▶ Job
Write out every entry exactly as it stands.

▶ Data listing
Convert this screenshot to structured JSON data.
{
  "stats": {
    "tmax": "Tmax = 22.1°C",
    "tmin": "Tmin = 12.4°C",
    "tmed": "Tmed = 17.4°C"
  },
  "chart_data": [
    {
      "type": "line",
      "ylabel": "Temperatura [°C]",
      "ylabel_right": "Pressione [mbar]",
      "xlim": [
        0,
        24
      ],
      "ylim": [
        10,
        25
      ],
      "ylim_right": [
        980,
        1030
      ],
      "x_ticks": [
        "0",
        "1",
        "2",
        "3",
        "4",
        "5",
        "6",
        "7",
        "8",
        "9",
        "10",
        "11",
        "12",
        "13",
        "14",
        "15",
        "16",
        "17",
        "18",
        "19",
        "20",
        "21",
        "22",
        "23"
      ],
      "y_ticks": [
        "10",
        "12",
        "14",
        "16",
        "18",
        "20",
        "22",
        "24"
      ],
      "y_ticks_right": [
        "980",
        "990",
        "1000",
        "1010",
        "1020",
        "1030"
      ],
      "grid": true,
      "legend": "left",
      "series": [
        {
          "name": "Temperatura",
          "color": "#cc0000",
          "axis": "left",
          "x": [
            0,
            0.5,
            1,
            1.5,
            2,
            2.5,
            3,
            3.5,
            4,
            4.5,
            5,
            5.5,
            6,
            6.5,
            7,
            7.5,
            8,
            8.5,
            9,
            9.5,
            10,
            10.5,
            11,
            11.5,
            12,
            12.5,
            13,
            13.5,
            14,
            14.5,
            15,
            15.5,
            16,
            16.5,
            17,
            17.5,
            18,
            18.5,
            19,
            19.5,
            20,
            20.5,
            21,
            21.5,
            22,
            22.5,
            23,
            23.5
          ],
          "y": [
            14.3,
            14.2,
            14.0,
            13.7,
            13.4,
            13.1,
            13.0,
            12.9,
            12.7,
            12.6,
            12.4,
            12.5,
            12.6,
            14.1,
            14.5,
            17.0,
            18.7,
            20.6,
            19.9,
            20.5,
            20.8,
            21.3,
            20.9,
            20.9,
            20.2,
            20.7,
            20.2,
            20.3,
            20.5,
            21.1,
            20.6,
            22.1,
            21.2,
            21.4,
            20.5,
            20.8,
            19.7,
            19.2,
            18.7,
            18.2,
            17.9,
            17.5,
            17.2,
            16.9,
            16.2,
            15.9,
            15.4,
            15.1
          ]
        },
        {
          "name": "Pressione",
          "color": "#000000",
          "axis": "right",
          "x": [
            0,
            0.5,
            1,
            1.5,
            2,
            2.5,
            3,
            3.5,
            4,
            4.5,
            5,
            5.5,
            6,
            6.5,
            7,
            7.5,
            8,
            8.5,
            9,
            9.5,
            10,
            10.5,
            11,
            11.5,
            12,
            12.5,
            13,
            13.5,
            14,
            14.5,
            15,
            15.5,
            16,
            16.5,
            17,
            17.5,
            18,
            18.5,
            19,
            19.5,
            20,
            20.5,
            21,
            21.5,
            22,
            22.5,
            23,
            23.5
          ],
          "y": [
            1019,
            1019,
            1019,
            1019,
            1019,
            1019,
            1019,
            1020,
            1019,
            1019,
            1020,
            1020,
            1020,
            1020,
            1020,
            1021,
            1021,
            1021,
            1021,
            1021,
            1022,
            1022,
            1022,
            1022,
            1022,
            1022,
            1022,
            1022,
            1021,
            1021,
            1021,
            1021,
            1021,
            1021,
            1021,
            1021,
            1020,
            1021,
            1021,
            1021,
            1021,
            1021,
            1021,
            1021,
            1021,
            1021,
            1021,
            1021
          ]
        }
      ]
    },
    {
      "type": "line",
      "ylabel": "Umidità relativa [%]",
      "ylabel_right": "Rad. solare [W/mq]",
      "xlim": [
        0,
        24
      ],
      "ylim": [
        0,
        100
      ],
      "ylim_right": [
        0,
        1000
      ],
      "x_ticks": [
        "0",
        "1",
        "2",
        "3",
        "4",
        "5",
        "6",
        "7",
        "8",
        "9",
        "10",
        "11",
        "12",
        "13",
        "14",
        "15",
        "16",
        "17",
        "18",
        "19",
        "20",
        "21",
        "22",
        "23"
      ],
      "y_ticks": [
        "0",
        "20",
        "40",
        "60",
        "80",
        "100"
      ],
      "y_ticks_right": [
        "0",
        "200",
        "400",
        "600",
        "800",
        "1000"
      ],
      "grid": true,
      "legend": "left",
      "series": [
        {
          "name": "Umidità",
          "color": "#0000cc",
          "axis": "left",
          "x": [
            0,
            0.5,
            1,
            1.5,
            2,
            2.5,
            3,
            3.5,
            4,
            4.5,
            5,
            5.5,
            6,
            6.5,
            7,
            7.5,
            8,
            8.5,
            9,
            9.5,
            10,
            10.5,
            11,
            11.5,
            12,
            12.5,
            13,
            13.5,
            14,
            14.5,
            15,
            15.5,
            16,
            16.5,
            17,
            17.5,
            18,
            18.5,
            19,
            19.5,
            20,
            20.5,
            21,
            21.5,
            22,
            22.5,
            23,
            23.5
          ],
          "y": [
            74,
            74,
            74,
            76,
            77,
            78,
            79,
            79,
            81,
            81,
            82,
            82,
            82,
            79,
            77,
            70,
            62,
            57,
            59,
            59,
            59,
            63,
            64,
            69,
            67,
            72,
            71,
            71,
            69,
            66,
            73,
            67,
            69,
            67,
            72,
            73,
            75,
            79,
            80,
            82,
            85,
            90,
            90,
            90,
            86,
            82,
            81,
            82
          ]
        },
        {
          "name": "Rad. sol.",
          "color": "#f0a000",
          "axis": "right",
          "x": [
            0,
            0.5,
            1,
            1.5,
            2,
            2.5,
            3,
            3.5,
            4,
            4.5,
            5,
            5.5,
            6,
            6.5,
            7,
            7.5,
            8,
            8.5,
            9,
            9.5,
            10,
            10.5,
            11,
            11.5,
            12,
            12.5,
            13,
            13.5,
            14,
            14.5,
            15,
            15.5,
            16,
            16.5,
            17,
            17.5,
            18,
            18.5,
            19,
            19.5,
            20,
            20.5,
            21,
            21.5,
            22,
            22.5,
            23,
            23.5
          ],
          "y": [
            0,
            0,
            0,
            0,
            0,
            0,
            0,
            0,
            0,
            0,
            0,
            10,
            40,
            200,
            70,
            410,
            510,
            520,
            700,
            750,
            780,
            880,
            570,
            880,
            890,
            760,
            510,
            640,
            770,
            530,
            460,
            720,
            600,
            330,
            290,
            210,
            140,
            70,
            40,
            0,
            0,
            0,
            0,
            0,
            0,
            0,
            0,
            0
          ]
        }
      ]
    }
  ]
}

▶ Task result
Convert this screenshot to structured JSON data.
{
  "stats": {
    "tmax": "Tmax = 22.1°C",
    "tmin": "Tmin = 12.4°C",
    "tmed": "Tmed = 17.4°C"
  },
  "chart_data": [
    {
      "type": "line",
      "ylabel": "Temperatura [°C]",
      "ylabel_right": "Pressione [mbar]",
      "xlim": [
        0,
        24
      ],
      "ylim": [
        10,
        25
      ],
      "ylim_right": [
        980,
        1030
      ],
      "x_ticks": [
        "0",
        "1",
        "2",
        "3",
        "4",
        "5",
        "6",
        "7",
        "8",
        "9",
        "10",
        "11",
        "12",
        "13",
        "14",
        "15",
        "16",
        "17",
        "18",
        "19",
        "20",
        "21",
        "22",
        "23"
      ],
      "y_ticks": [
        "10",
        "12",
        "14",
        "16",
        "18",
        "20",
        "22",
        "24"
      ],
      "y_ticks_right": [
        "980",
        "990",
        "1000",
        "1010",
        "1020",
        "1030"
      ],
      "grid": true,
      "legend": "left",
      "series": [
        {
          "name": "Temperatura",
          "color": "#cc0000",
          "axis": "left",
          "x": [
            0,
            0.5,
            1,
            1.5,
            2,
            2.5,
            3,
            3.5,
            4,
            4.5,
            5,
            5.5,
            6,
            6.5,
            7,
            7.5,
            8,
            8.5,
            9,
            9.5,
            10,
            10.5,
            11,
            11.5,
            12,
            12.5,
            13,
            13.5,
            14,
            14.5,
            15,
            15.5,
            16,
            16.5,
            17,
            17.5,
            18,
            18.5,
            19,
            19.5,
            20,
            20.5,
            21,
            21.5,
            22,
            22.5,
            23,
            23.5
          ],
          "y": [
            14.3,
            14.2,
            14.0,
            13.7,
            13.4,
            13.1,
            13.0,
            12.9,
            12.7,
            12.6,
            12.4,
            12.5,
            12.6,
            14.1,
            14.5,
            17.0,
            18.7,
            20.6,
            19.9,
            20.5,
            20.8,
            21.3,
            20.9,
            20.9,
            20.2,
            20.7,
            20.2,
            20.3,
            20.5,
            21.1,
            20.6,
            22.1,
            21.2,
            21.4,
            20.5,
            20.8,
            19.7,
            19.2,
            18.7,
            18.2,
            17.9,
            17.5,
            17.2,
            16.9,
            16.2,
            15.9,
            15.4,
            15.1
          ]
        },
        {
          "name": "Pressione",
          "color": "#000000",
          "axis": "right",
          "x": [
            0,
            0.5,
            1,
            1.5,
            2,
            2.5,
            3,
            3.5,
            4,
            4.5,
            5,
            5.5,
            6,
            6.5,
            7,
            7.5,
            8,
            8.5,
            9,
            9.5,
            10,
            10.5,
            11,
            11.5,
            12,
            12.5,
            13,
            13.5,
            14,
            14.5,
            15,
            15.5,
            16,
            16.5,
            17,
            17.5,
            18,
            18.5,
            19,
            19.5,
            20,
            20.5,
            21,
            21.5,
            22,
            22.5,
            23,
            23.5
          ],
          "y": [
            1019,
            1019,
            1019,
            1019,
            1019,
            1019,
            1019,
            1020,
            1019,
            1019,
            1020,
            1020,
            1020,
            1020,
            1020,
            1021,
            1021,
            1021,
            1021,
            1021,
            1022,
            1022,
            1022,
            1022,
            1022,
            1022,
            1022,
            1022,
            1021,
            1021,
            1021,
            1021,
            1021,
            1021,
            1021,
            1021,
            1020,
            1021,
            1021,
            1021,
            1021,
            1021,
            1021,
            1021,
            1021,
            1021,
            1021,
            1021
          ]
        }
      ]
    },
    {
      "type": "line",
      "ylabel": "Umidità relativa [%]",
      "ylabel_right": "Rad. solare [W/mq]",
      "xlim": [
        0,
        24
      ],
      "ylim": [
        0,
        100
      ],
      "ylim_right": [
        0,
        1000
      ],
      "x_ticks": [
        "0",
        "1",
        "2",
        "3",
        "4",
        "5",
        "6",
        "7",
        "8",
        "9",
        "10",
        "11",
        "12",
        "13",
        "14",
        "15",
        "16",
        "17",
        "18",
        "19",
        "20",
        "21",
        "22",
        "23"
      ],
      "y_ticks": [
        "0",
        "20",
        "40",
        "60",
        "80",
        "100"
      ],
      "y_ticks_right": [
        "0",
        "200",
        "400",
        "600",
        "800",
        "1000"
      ],
      "grid": true,
      "legend": "left",
      "series": [
        {
          "name": "Umidità",
          "color": "#0000cc",
          "axis": "left",
          "x": [
            0,
            0.5,
            1,
            1.5,
            2,
            2.5,
            3,
            3.5,
            4,
            4.5,
            5,
            5.5,
            6,
            6.5,
            7,
            7.5,
            8,
            8.5,
            9,
            9.5,
            10,
            10.5,
            11,
            11.5,
            12,
            12.5,
            13,
            13.5,
            14,
            14.5,
            15,
            15.5,
            16,
            16.5,
            17,
            17.5,
            18,
            18.5,
            19,
            19.5,
            20,
            20.5,
            21,
            21.5,
            22,
            22.5,
            23,
            23.5
          ],
          "y": [
            74,
            74,
            74,
            76,
            77,
            78,
            79,
            79,
            81,
            81,
            82,
            82,
            82,
            79,
            77,
            70,
            62,
            57,
            59,
            59,
            59,
            63,
            64,
            69,
            67,
            72,
            71,
            71,
            69,
            66,
            73,
            67,
            69,
            67,
            72,
            73,
            75,
            79,
            80,
            82,
            85,
            90,
            90,
            90,
            86,
            82,
            81,
            82
          ]
        },
        {
          "name": "Rad. sol.",
          "color": "#f0a000",
          "axis": "right",
          "x": [
            0,
            0.5,
            1,
            1.5,
            2,
            2.5,
            3,
            3.5,
            4,
            4.5,
            5,
            5.5,
            6,
            6.5,
            7,
            7.5,
            8,
            8.5,
            9,
            9.5,
            10,
            10.5,
            11,
            11.5,
            12,
            12.5,
            13,
            13.5,
            14,
            14.5,
            15,
            15.5,
            16,
            16.5,
            17,
            17.5,
            18,
            18.5,
            19,
            19.5,
            20,
            20.5,
            21,
            21.5,
            22,
            22.5,
            23,
            23.5
          ],
          "y": [
            0,
            0,
            0,
            0,
            0,
            0,
            0,
            0,
            0,
            0,
            0,
            10,
            40,
            200,
            70,
            410,
            510,
            520,
            700,
            750,
            780,
            880,
            570,
            880,
            890,
            760,
            510,
            640,
            770,
            530,
            460,
            720,
            600,
            330,
            290,
            210,
            140,
            70,
            40,
            0,
            0,
            0,
            0,
            0,
            0,
            0,
            0,
            0
          ]
        }
      ]
    }
  ]
}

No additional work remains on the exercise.